TASK PROMPT => Omit every picture while repeating the entries exactly.

ROWS =>
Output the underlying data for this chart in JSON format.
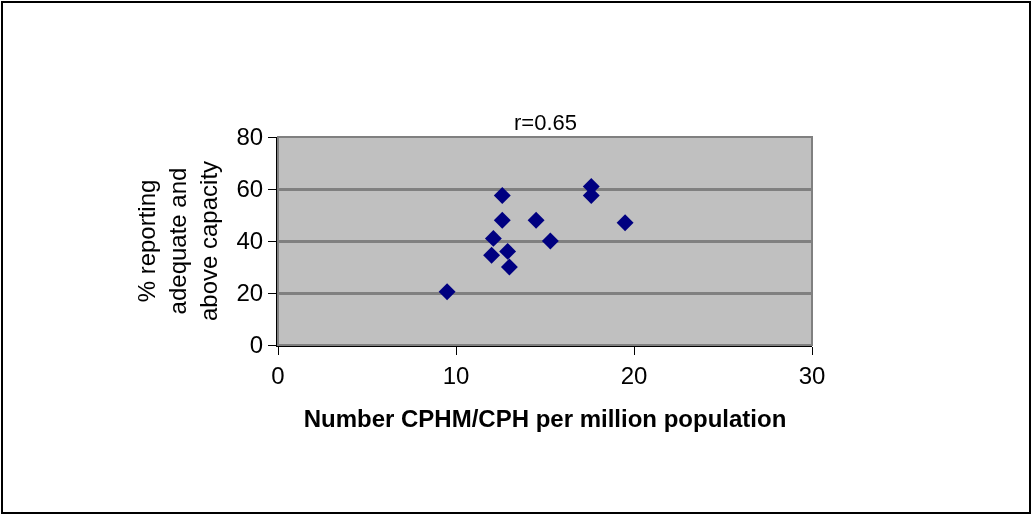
{
  "chart_data": {
    "type": "scatter",
    "annotations": [
      "r=0.65"
    ],
    "xlabel": "Number CPHM/CPH per million population",
    "ylabel": "% reporting adequate and above capacity",
    "x": [
      9.5,
      12.6,
      12.6,
      12.1,
      12.0,
      12.9,
      13.0,
      14.5,
      15.3,
      17.6,
      17.6,
      19.5
    ],
    "series": [
      {
        "color": "#000080",
        "values": [
          20.5,
          57.5,
          48,
          41,
          34.5,
          36,
          30,
          48,
          40,
          61,
          57.5,
          47
        ]
      }
    ],
    "xlim": [
      0,
      30
    ],
    "xticks": [
      0,
      10,
      20,
      30
    ],
    "ylim": [
      0,
      80
    ],
    "yticks": [
      0,
      20,
      40,
      60,
      80
    ],
    "grid": "y",
    "marker": "diamond"
  }
}
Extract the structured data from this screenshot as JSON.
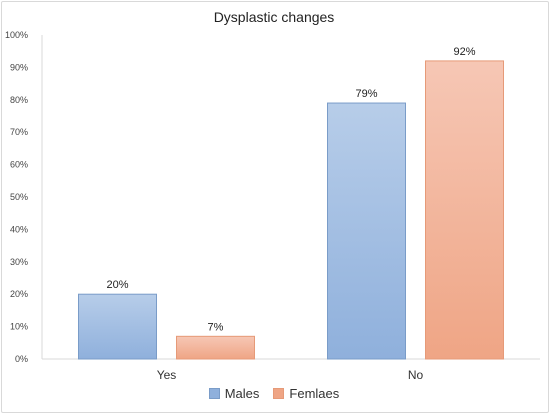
{
  "chart_data": {
    "type": "bar",
    "title": "Dysplastic changes",
    "categories": [
      "Yes",
      "No"
    ],
    "series": [
      {
        "name": "Males",
        "values": [
          20,
          79
        ],
        "labels": [
          "20%",
          "79%"
        ],
        "color_top": "#b7cde9",
        "color_bottom": "#8fb0dc",
        "stroke": "#7a9cc8"
      },
      {
        "name": "Femlaes",
        "values": [
          7,
          92
        ],
        "labels": [
          "7%",
          "92%"
        ],
        "color_top": "#f6c7b5",
        "color_bottom": "#efa585",
        "stroke": "#e69a78"
      }
    ],
    "ylim": [
      0,
      100
    ],
    "yticks": [
      0,
      10,
      20,
      30,
      40,
      50,
      60,
      70,
      80,
      90,
      100
    ],
    "ytick_labels": [
      "0%",
      "10%",
      "20%",
      "30%",
      "40%",
      "50%",
      "60%",
      "70%",
      "80%",
      "90%",
      "100%"
    ],
    "grid": false,
    "legend_position": "bottom"
  }
}
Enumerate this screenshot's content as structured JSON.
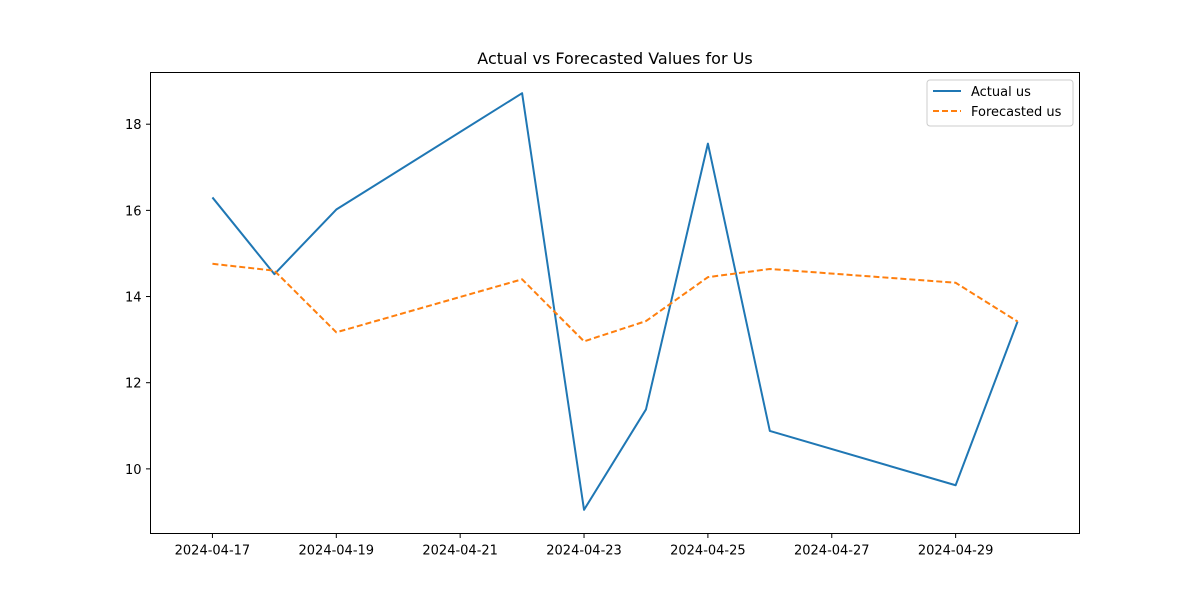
{
  "chart_data": {
    "type": "line",
    "title": "Actual vs Forecasted Values for Us",
    "xlabel": "",
    "ylabel": "",
    "x": [
      "2024-04-17",
      "2024-04-18",
      "2024-04-19",
      "2024-04-22",
      "2024-04-23",
      "2024-04-24",
      "2024-04-25",
      "2024-04-26",
      "2024-04-29",
      "2024-04-30"
    ],
    "series": [
      {
        "name": "Actual us",
        "color": "#1f77b4",
        "style": "solid",
        "values": [
          16.3,
          14.52,
          16.02,
          18.72,
          9.05,
          11.38,
          17.55,
          10.88,
          9.62,
          13.42
        ]
      },
      {
        "name": "Forecasted us",
        "color": "#ff7f0e",
        "style": "dashed",
        "values": [
          14.76,
          14.6,
          13.17,
          14.4,
          12.96,
          13.43,
          14.45,
          14.64,
          14.32,
          13.42
        ]
      }
    ],
    "xlim": [
      "2024-04-16",
      "2024-05-01"
    ],
    "ylim": [
      8.5,
      19.2
    ],
    "xticks": [
      "2024-04-17",
      "2024-04-19",
      "2024-04-21",
      "2024-04-23",
      "2024-04-25",
      "2024-04-27",
      "2024-04-29"
    ],
    "yticks": [
      10,
      12,
      14,
      16,
      18
    ],
    "grid": false,
    "legend_position": "top-right"
  }
}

SOLUTION TO THE PROBLEM =>
Output the underlying data for this chart in JSON format.
{
  "chart_data": {
    "type": "scatter",
    "annotations": [
      "r=0.65"
    ],
    "xlabel": "Number CPHM/CPH per million population",
    "ylabel": "% reporting adequate and above capacity",
    "x": [
      9.5,
      12.6,
      12.6,
      12.1,
      12.0,
      12.9,
      13.0,
      14.5,
      15.3,
      17.6,
      17.6,
      19.5
    ],
    "series": [
      {
        "color": "#000080",
        "values": [
          20.5,
          57.5,
          48,
          41,
          34.5,
          36,
          30,
          48,
          40,
          61,
          57.5,
          47
        ]
      }
    ],
    "xlim": [
      0,
      30
    ],
    "xticks": [
      0,
      10,
      20,
      30
    ],
    "ylim": [
      0,
      80
    ],
    "yticks": [
      0,
      20,
      40,
      60,
      80
    ],
    "grid": "y",
    "marker": "diamond"
  }
}
Extract the structured data from this screenshot as JSON.
{
  "chart_data": {
    "type": "bar",
    "title": "Dysplastic changes",
    "categories": [
      "Yes",
      "No"
    ],
    "series": [
      {
        "name": "Males",
        "values": [
          20,
          79
        ],
        "labels": [
          "20%",
          "79%"
        ],
        "color_top": "#b7cde9",
        "color_bottom": "#8fb0dc",
        "stroke": "#7a9cc8"
      },
      {
        "name": "Femlaes",
        "values": [
          7,
          92
        ],
        "labels": [
          "7%",
          "92%"
        ],
        "color_top": "#f6c7b5",
        "color_bottom": "#efa585",
        "stroke": "#e69a78"
      }
    ],
    "ylim": [
      0,
      100
    ],
    "yticks": [
      0,
      10,
      20,
      30,
      40,
      50,
      60,
      70,
      80,
      90,
      100
    ],
    "ytick_labels": [
      "0%",
      "10%",
      "20%",
      "30%",
      "40%",
      "50%",
      "60%",
      "70%",
      "80%",
      "90%",
      "100%"
    ],
    "grid": false,
    "legend_position": "bottom"
  }
}
Enumerate this screenshot's content as structured JSON.
{
  "chart_data": {
    "type": "line",
    "title": "Actual vs Forecasted Values for Us",
    "xlabel": "",
    "ylabel": "",
    "x": [
      "2024-04-17",
      "2024-04-18",
      "2024-04-19",
      "2024-04-22",
      "2024-04-23",
      "2024-04-24",
      "2024-04-25",
      "2024-04-26",
      "2024-04-29",
      "2024-04-30"
    ],
    "series": [
      {
        "name": "Actual us",
        "color": "#1f77b4",
        "style": "solid",
        "values": [
          16.3,
          14.52,
          16.02,
          18.72,
          9.05,
          11.38,
          17.55,
          10.88,
          9.62,
          13.42
        ]
      },
      {
        "name": "Forecasted us",
        "color": "#ff7f0e",
        "style": "dashed",
        "values": [
          14.76,
          14.6,
          13.17,
          14.4,
          12.96,
          13.43,
          14.45,
          14.64,
          14.32,
          13.42
        ]
      }
    ],
    "xlim": [
      "2024-04-16",
      "2024-05-01"
    ],
    "ylim": [
      8.5,
      19.2
    ],
    "xticks": [
      "2024-04-17",
      "2024-04-19",
      "2024-04-21",
      "2024-04-23",
      "2024-04-25",
      "2024-04-27",
      "2024-04-29"
    ],
    "yticks": [
      10,
      12,
      14,
      16,
      18
    ],
    "grid": false,
    "legend_position": "top-right"
  }
}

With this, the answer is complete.